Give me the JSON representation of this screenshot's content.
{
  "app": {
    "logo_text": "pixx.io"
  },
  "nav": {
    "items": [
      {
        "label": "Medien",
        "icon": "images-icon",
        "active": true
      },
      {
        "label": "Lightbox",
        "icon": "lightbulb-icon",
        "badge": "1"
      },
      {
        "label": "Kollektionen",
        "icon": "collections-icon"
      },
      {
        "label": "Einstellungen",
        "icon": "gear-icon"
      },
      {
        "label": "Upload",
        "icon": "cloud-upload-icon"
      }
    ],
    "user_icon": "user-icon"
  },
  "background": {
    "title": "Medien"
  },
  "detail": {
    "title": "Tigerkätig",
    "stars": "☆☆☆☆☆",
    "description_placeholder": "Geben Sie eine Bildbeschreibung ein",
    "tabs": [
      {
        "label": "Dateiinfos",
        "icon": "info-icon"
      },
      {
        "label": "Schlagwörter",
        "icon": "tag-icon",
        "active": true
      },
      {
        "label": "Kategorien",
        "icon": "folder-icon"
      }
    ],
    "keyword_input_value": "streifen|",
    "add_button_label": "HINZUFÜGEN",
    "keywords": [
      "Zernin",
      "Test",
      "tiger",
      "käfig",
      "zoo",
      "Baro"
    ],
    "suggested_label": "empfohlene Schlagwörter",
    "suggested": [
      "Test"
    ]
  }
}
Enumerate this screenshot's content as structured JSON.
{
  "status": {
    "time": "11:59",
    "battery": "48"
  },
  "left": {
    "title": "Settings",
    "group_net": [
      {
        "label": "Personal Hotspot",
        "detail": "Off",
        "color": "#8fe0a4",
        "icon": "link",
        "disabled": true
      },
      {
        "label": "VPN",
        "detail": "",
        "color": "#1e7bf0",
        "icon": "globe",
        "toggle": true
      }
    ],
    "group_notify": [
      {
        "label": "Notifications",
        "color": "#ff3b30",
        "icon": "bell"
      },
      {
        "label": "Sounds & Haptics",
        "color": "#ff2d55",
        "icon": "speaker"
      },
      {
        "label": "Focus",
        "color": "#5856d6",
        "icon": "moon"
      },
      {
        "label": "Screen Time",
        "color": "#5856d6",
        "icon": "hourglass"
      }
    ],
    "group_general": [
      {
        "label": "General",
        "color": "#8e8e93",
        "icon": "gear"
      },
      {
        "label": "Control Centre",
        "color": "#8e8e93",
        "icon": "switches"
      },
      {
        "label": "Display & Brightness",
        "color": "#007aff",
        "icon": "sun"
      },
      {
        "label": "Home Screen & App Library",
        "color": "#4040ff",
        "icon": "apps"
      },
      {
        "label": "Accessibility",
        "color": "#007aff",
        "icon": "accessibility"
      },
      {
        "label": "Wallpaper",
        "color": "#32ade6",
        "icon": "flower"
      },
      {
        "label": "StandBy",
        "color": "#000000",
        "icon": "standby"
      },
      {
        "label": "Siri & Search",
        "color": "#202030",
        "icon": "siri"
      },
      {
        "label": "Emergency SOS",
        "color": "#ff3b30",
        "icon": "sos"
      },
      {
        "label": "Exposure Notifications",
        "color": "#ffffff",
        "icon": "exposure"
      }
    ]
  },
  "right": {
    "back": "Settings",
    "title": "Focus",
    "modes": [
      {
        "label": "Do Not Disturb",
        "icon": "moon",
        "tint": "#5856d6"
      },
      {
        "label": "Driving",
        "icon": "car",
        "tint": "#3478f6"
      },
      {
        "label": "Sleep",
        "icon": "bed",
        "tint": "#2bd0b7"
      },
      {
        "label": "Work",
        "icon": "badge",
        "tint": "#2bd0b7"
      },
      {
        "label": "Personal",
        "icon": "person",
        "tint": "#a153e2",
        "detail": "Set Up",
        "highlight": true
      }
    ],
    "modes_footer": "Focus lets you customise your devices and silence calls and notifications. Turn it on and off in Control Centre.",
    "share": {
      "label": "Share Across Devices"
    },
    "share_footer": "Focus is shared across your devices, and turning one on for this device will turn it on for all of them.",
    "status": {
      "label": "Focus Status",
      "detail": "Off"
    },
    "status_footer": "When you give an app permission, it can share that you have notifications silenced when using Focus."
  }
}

_OBJECTIVE_
Please set down each line of the records exactly as given.

_THE COMPLETED TASK_
Give me the JSON representation of this screenshot's content.
{
  "app": {
    "logo_text": "pixx.io"
  },
  "nav": {
    "items": [
      {
        "label": "Medien",
        "icon": "images-icon",
        "active": true
      },
      {
        "label": "Lightbox",
        "icon": "lightbulb-icon",
        "badge": "1"
      },
      {
        "label": "Kollektionen",
        "icon": "collections-icon"
      },
      {
        "label": "Einstellungen",
        "icon": "gear-icon"
      },
      {
        "label": "Upload",
        "icon": "cloud-upload-icon"
      }
    ],
    "user_icon": "user-icon"
  },
  "background": {
    "title": "Medien"
  },
  "detail": {
    "title": "Tigerkätig",
    "stars": "☆☆☆☆☆",
    "description_placeholder": "Geben Sie eine Bildbeschreibung ein",
    "tabs": [
      {
        "label": "Dateiinfos",
        "icon": "info-icon"
      },
      {
        "label": "Schlagwörter",
        "icon": "tag-icon",
        "active": true
      },
      {
        "label": "Kategorien",
        "icon": "folder-icon"
      }
    ],
    "keyword_input_value": "streifen|",
    "add_button_label": "HINZUFÜGEN",
    "keywords": [
      "Zernin",
      "Test",
      "tiger",
      "käfig",
      "zoo",
      "Baro"
    ],
    "suggested_label": "empfohlene Schlagwörter",
    "suggested": [
      "Test"
    ]
  }
}
Enumerate this screenshot's content as structured JSON.
{
  "status": {
    "time": "11:59",
    "battery": "48"
  },
  "left": {
    "title": "Settings",
    "group_net": [
      {
        "label": "Personal Hotspot",
        "detail": "Off",
        "color": "#8fe0a4",
        "icon": "link",
        "disabled": true
      },
      {
        "label": "VPN",
        "detail": "",
        "color": "#1e7bf0",
        "icon": "globe",
        "toggle": true
      }
    ],
    "group_notify": [
      {
        "label": "Notifications",
        "color": "#ff3b30",
        "icon": "bell"
      },
      {
        "label": "Sounds & Haptics",
        "color": "#ff2d55",
        "icon": "speaker"
      },
      {
        "label": "Focus",
        "color": "#5856d6",
        "icon": "moon"
      },
      {
        "label": "Screen Time",
        "color": "#5856d6",
        "icon": "hourglass"
      }
    ],
    "group_general": [
      {
        "label": "General",
        "color": "#8e8e93",
        "icon": "gear"
      },
      {
        "label": "Control Centre",
        "color": "#8e8e93",
        "icon": "switches"
      },
      {
        "label": "Display & Brightness",
        "color": "#007aff",
        "icon": "sun"
      },
      {
        "label": "Home Screen & App Library",
        "color": "#4040ff",
        "icon": "apps"
      },
      {
        "label": "Accessibility",
        "color": "#007aff",
        "icon": "accessibility"
      },
      {
        "label": "Wallpaper",
        "color": "#32ade6",
        "icon": "flower"
      },
      {
        "label": "StandBy",
        "color": "#000000",
        "icon": "standby"
      },
      {
        "label": "Siri & Search",
        "color": "#202030",
        "icon": "siri"
      },
      {
        "label": "Emergency SOS",
        "color": "#ff3b30",
        "icon": "sos"
      },
      {
        "label": "Exposure Notifications",
        "color": "#ffffff",
        "icon": "exposure"
      }
    ]
  },
  "right": {
    "back": "Settings",
    "title": "Focus",
    "modes": [
      {
        "label": "Do Not Disturb",
        "icon": "moon",
        "tint": "#5856d6"
      },
      {
        "label": "Driving",
        "icon": "car",
        "tint": "#3478f6"
      },
      {
        "label": "Sleep",
        "icon": "bed",
        "tint": "#2bd0b7"
      },
      {
        "label": "Work",
        "icon": "badge",
        "tint": "#2bd0b7"
      },
      {
        "label": "Personal",
        "icon": "person",
        "tint": "#a153e2",
        "detail": "Set Up",
        "highlight": true
      }
    ],
    "modes_footer": "Focus lets you customise your devices and silence calls and notifications. Turn it on and off in Control Centre.",
    "share": {
      "label": "Share Across Devices"
    },
    "share_footer": "Focus is shared across your devices, and turning one on for this device will turn it on for all of them.",
    "status": {
      "label": "Focus Status",
      "detail": "Off"
    },
    "status_footer": "When you give an app permission, it can share that you have notifications silenced when using Focus."
  }
}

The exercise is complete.